- [Task details]:
Would you write out the listing verbatim and skip every picture in it?

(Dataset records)
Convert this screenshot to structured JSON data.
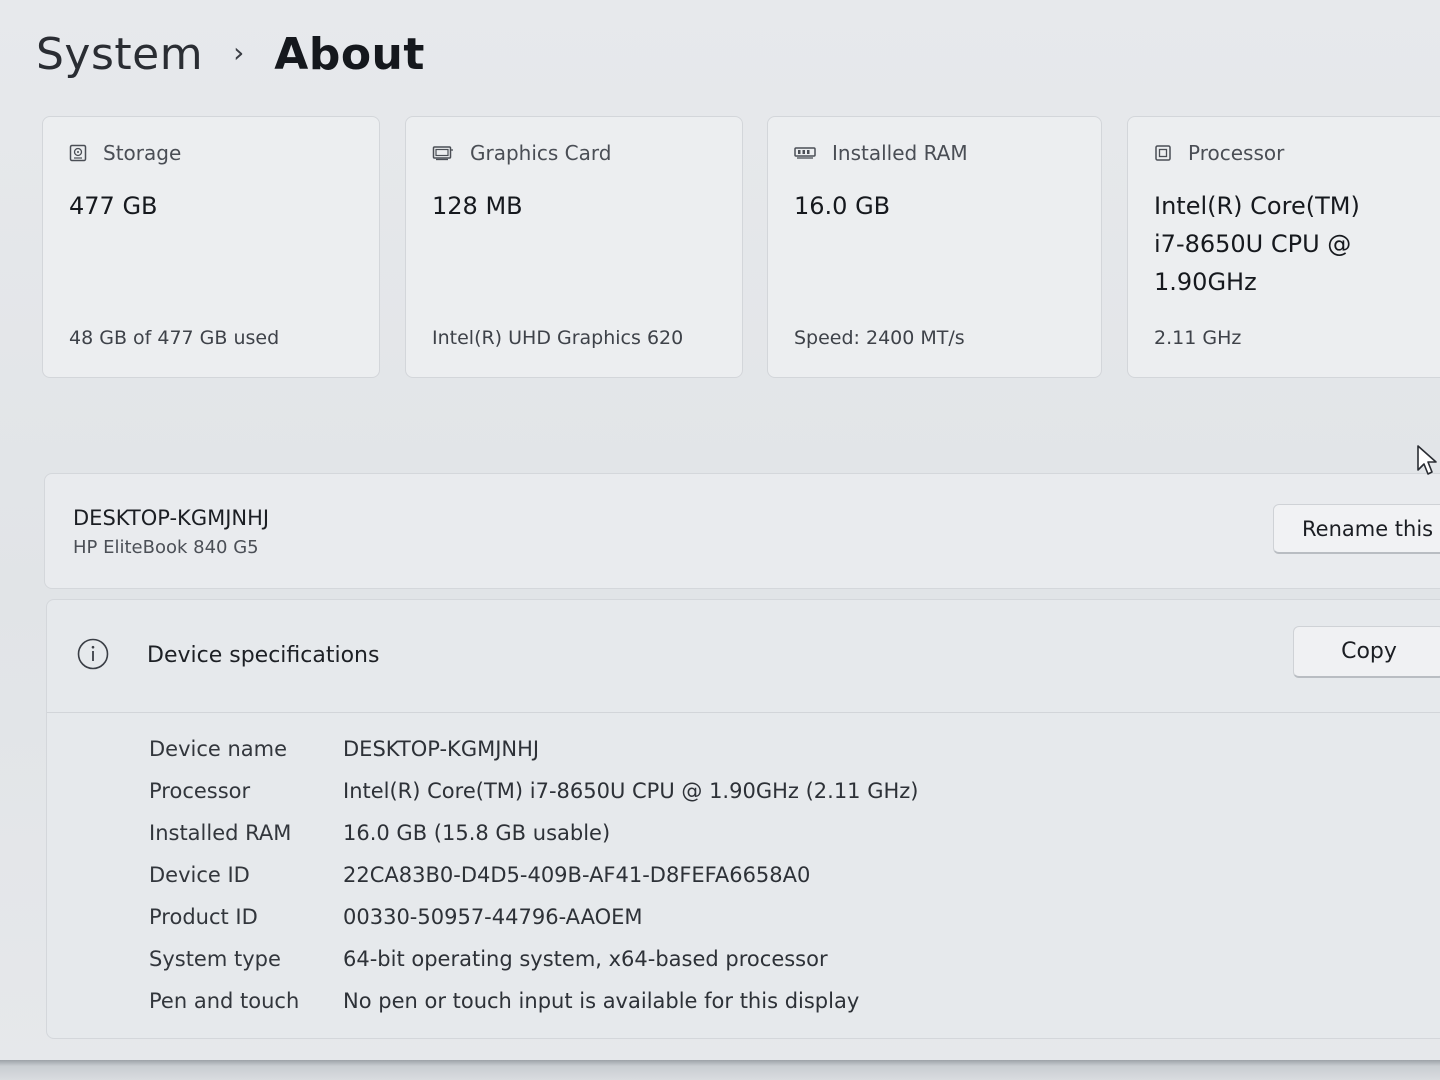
{
  "breadcrumb": {
    "parent": "System",
    "separator": "›",
    "current": "About"
  },
  "cards": [
    {
      "icon": "storage-icon",
      "label": "Storage",
      "value": "477 GB",
      "sub": "48 GB of 477 GB used"
    },
    {
      "icon": "graphics-card-icon",
      "label": "Graphics Card",
      "value": "128 MB",
      "sub": "Intel(R) UHD Graphics 620"
    },
    {
      "icon": "ram-icon",
      "label": "Installed RAM",
      "value": "16.0 GB",
      "sub": "Speed: 2400 MT/s"
    },
    {
      "icon": "processor-icon",
      "label": "Processor",
      "value": "Intel(R) Core(TM)\ni7-8650U CPU @\n1.90GHz",
      "sub": "2.11 GHz"
    }
  ],
  "device": {
    "name": "DESKTOP-KGMJNHJ",
    "model": "HP EliteBook 840 G5",
    "rename_label": "Rename this P"
  },
  "specs": {
    "title": "Device specifications",
    "copy_label": "Copy",
    "rows": [
      {
        "key": "Device name",
        "value": "DESKTOP-KGMJNHJ"
      },
      {
        "key": "Processor",
        "value": "Intel(R) Core(TM) i7-8650U CPU @ 1.90GHz (2.11 GHz)"
      },
      {
        "key": "Installed RAM",
        "value": "16.0 GB (15.8 GB usable)"
      },
      {
        "key": "Device ID",
        "value": "22CA83B0-D4D5-409B-AF41-D8FEFA6658A0"
      },
      {
        "key": "Product ID",
        "value": "00330-50957-44796-AAOEM"
      },
      {
        "key": "System type",
        "value": "64-bit operating system, x64-based processor"
      },
      {
        "key": "Pen and touch",
        "value": "No pen or touch input is available for this display"
      }
    ]
  }
}
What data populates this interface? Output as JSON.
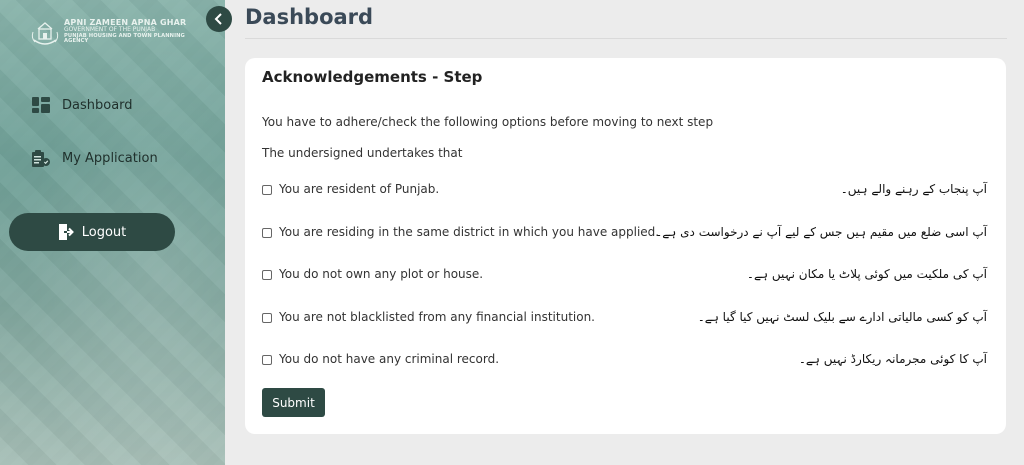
{
  "brand": {
    "line1": "APNI ZAMEEN APNA GHAR",
    "line2": "GOVERNMENT OF THE PUNJAB",
    "line3": "PUNJAB HOUSING AND TOWN PLANNING AGENCY"
  },
  "sidebar": {
    "items": [
      {
        "label": "Dashboard",
        "icon": "dashboard-icon"
      },
      {
        "label": "My Application",
        "icon": "application-icon"
      }
    ],
    "logout_label": "Logout",
    "collapse_icon": "chevron-left-icon"
  },
  "header": {
    "title": "Dashboard"
  },
  "card": {
    "title": "Acknowledgements - Step",
    "intro": "You have to adhere/check the following options before moving to next step",
    "undertake": "The undersigned undertakes that",
    "items": [
      {
        "en": "You are resident of Punjab.",
        "ur": "آپ پنجاب کے رہنے والے ہیں۔",
        "checked": false
      },
      {
        "en": "You are residing in the same district in which you have applied.",
        "ur": "آپ اسی ضلع میں مقیم ہیں جس کے لیے آپ نے درخواست دی ہے۔",
        "checked": false
      },
      {
        "en": "You do not own any plot or house.",
        "ur": "آپ کی ملکیت میں کوئی پلاٹ یا مکان نہیں ہے۔",
        "checked": false
      },
      {
        "en": "You are not blacklisted from any financial institution.",
        "ur": "آپ کو کسی مالیاتی ادارے سے بلیک لسٹ نہیں کیا گیا ہے۔",
        "checked": false
      },
      {
        "en": "You do not have any criminal record.",
        "ur": "آپ کا کوئی مجرمانہ ریکارڈ نہیں ہے۔",
        "checked": false
      }
    ],
    "submit_label": "Submit"
  },
  "colors": {
    "primary": "#2e4a44",
    "sidebar_bg": "#6f9d93",
    "page_bg": "#ececec",
    "title_text": "#3b4a58"
  }
}
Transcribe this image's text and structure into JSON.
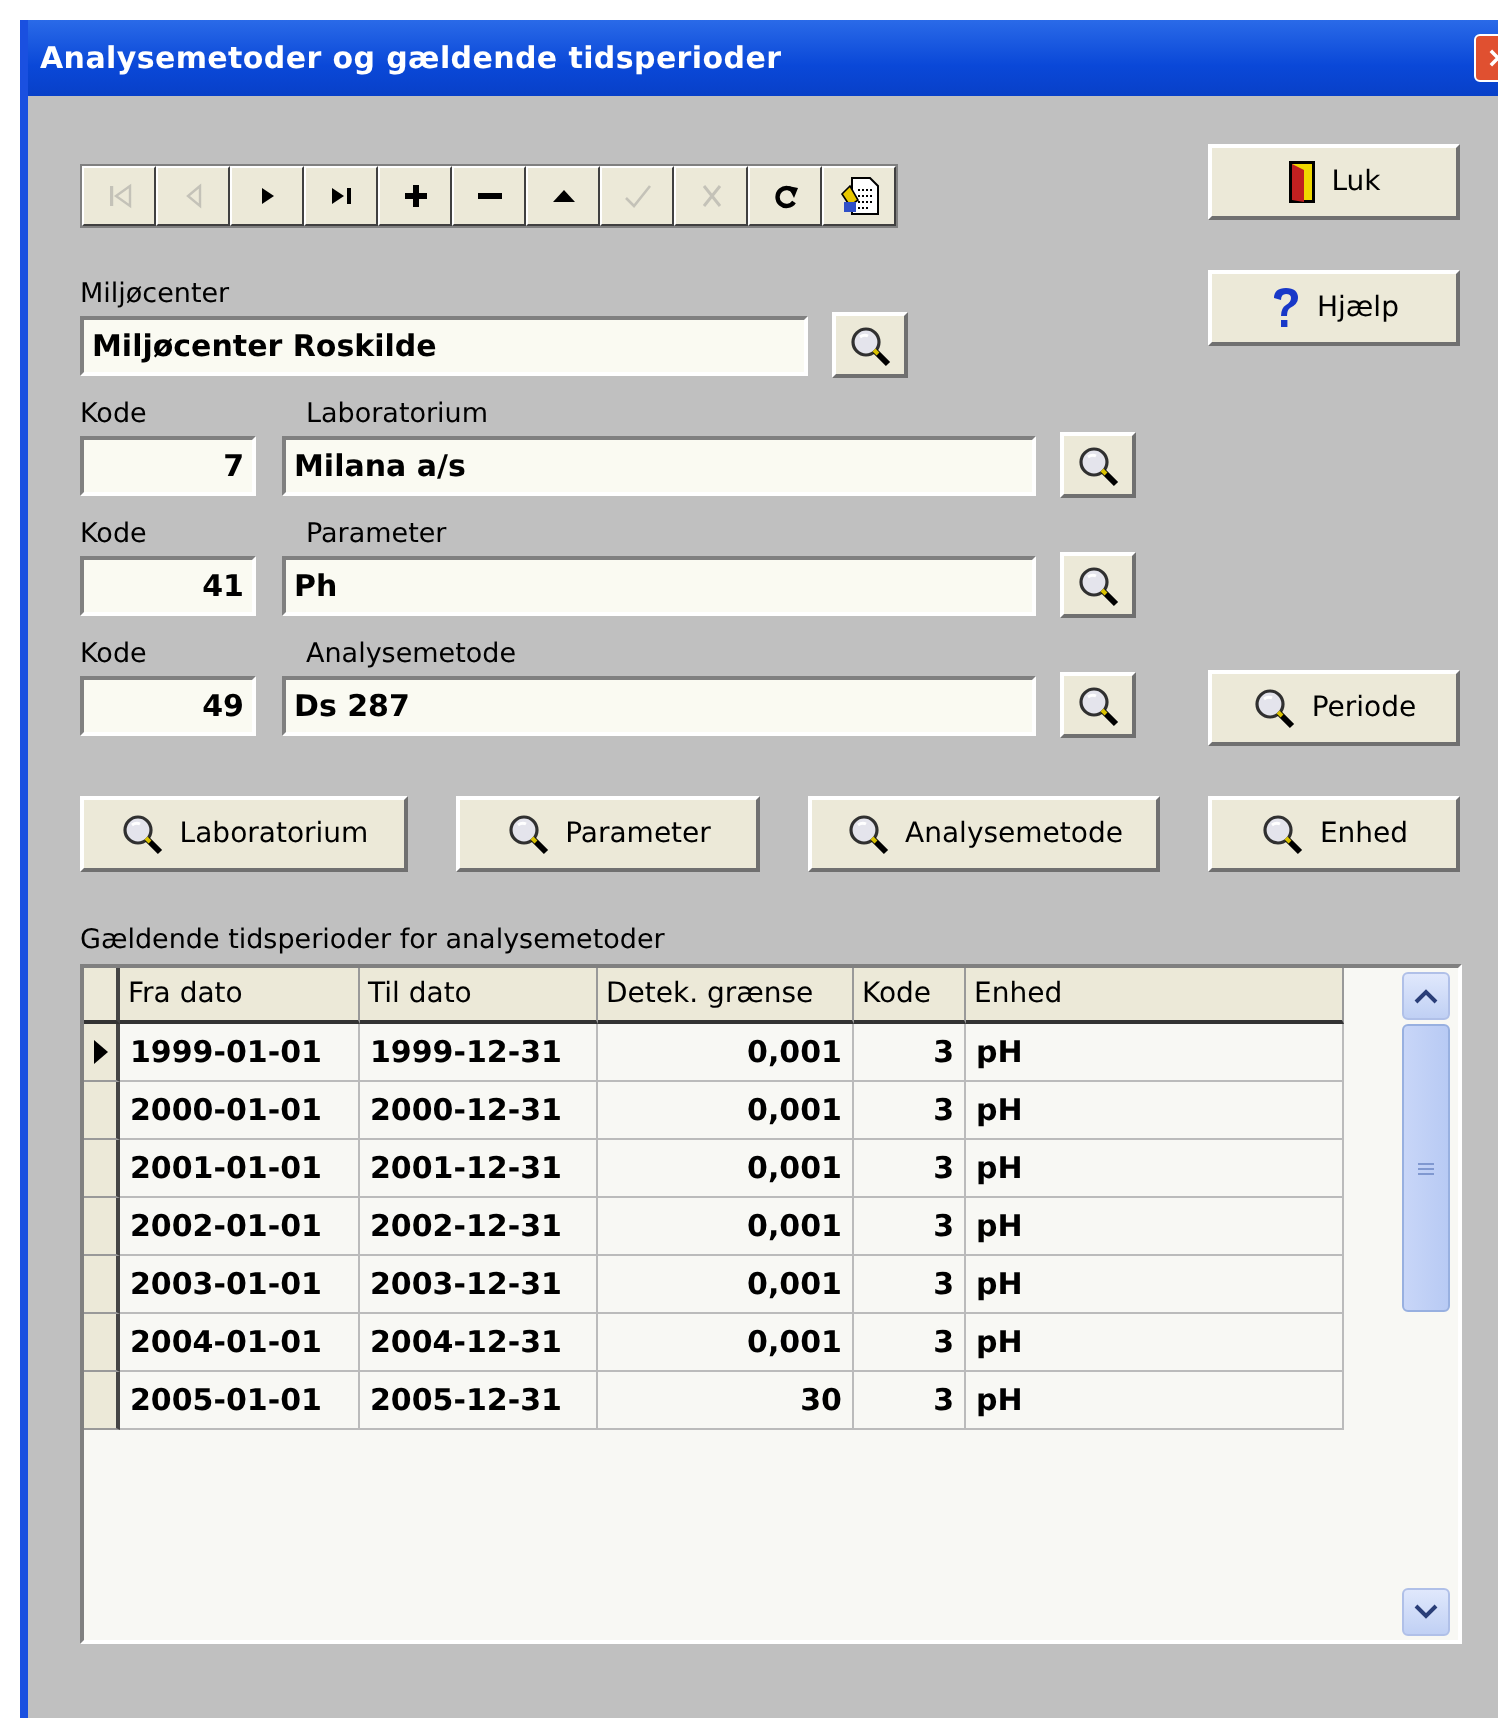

- [Complete output]:
Convert this screenshot to structured JSON data.
{
  "breadcrumb": {
    "parent": "System",
    "separator": "›",
    "current": "About"
  },
  "cards": [
    {
      "icon": "storage-icon",
      "label": "Storage",
      "value": "477 GB",
      "sub": "48 GB of 477 GB used"
    },
    {
      "icon": "graphics-card-icon",
      "label": "Graphics Card",
      "value": "128 MB",
      "sub": "Intel(R) UHD Graphics 620"
    },
    {
      "icon": "ram-icon",
      "label": "Installed RAM",
      "value": "16.0 GB",
      "sub": "Speed: 2400 MT/s"
    },
    {
      "icon": "processor-icon",
      "label": "Processor",
      "value": "Intel(R) Core(TM)\ni7-8650U CPU @\n1.90GHz",
      "sub": "2.11 GHz"
    }
  ],
  "device": {
    "name": "DESKTOP-KGMJNHJ",
    "model": "HP EliteBook 840 G5",
    "rename_label": "Rename this P"
  },
  "specs": {
    "title": "Device specifications",
    "copy_label": "Copy",
    "rows": [
      {
        "key": "Device name",
        "value": "DESKTOP-KGMJNHJ"
      },
      {
        "key": "Processor",
        "value": "Intel(R) Core(TM) i7-8650U CPU @ 1.90GHz (2.11 GHz)"
      },
      {
        "key": "Installed RAM",
        "value": "16.0 GB (15.8 GB usable)"
      },
      {
        "key": "Device ID",
        "value": "22CA83B0-D4D5-409B-AF41-D8FEFA6658A0"
      },
      {
        "key": "Product ID",
        "value": "00330-50957-44796-AAOEM"
      },
      {
        "key": "System type",
        "value": "64-bit operating system, x64-based processor"
      },
      {
        "key": "Pen and touch",
        "value": "No pen or touch input is available for this display"
      }
    ]
  }
}
What data populates this interface? Output as JSON.
{
  "brand": {
    "line1": "APNI ZAMEEN APNA GHAR",
    "line2": "GOVERNMENT OF THE PUNJAB",
    "line3": "PUNJAB HOUSING AND TOWN PLANNING AGENCY"
  },
  "sidebar": {
    "items": [
      {
        "label": "Dashboard",
        "icon": "dashboard-icon"
      },
      {
        "label": "My Application",
        "icon": "application-icon"
      }
    ],
    "logout_label": "Logout",
    "collapse_icon": "chevron-left-icon"
  },
  "header": {
    "title": "Dashboard"
  },
  "card": {
    "title": "Acknowledgements - Step",
    "intro": "You have to adhere/check the following options before moving to next step",
    "undertake": "The undersigned undertakes that",
    "items": [
      {
        "en": "You are resident of Punjab.",
        "ur": "آپ پنجاب کے رہنے والے ہیں۔",
        "checked": false
      },
      {
        "en": "You are residing in the same district in which you have applied.",
        "ur": "آپ اسی ضلع میں مقیم ہیں جس کے لیے آپ نے درخواست دی ہے۔",
        "checked": false
      },
      {
        "en": "You do not own any plot or house.",
        "ur": "آپ کی ملکیت میں کوئی پلاٹ یا مکان نہیں ہے۔",
        "checked": false
      },
      {
        "en": "You are not blacklisted from any financial institution.",
        "ur": "آپ کو کسی مالیاتی ادارے سے بلیک لسٹ نہیں کیا گیا ہے۔",
        "checked": false
      },
      {
        "en": "You do not have any criminal record.",
        "ur": "آپ کا کوئی مجرمانہ ریکارڈ نہیں ہے۔",
        "checked": false
      }
    ],
    "submit_label": "Submit"
  },
  "colors": {
    "primary": "#2e4a44",
    "sidebar_bg": "#6f9d93",
    "page_bg": "#ececec",
    "title_text": "#3b4a58"
  }
}
Transcribe this image's text and structure into JSON.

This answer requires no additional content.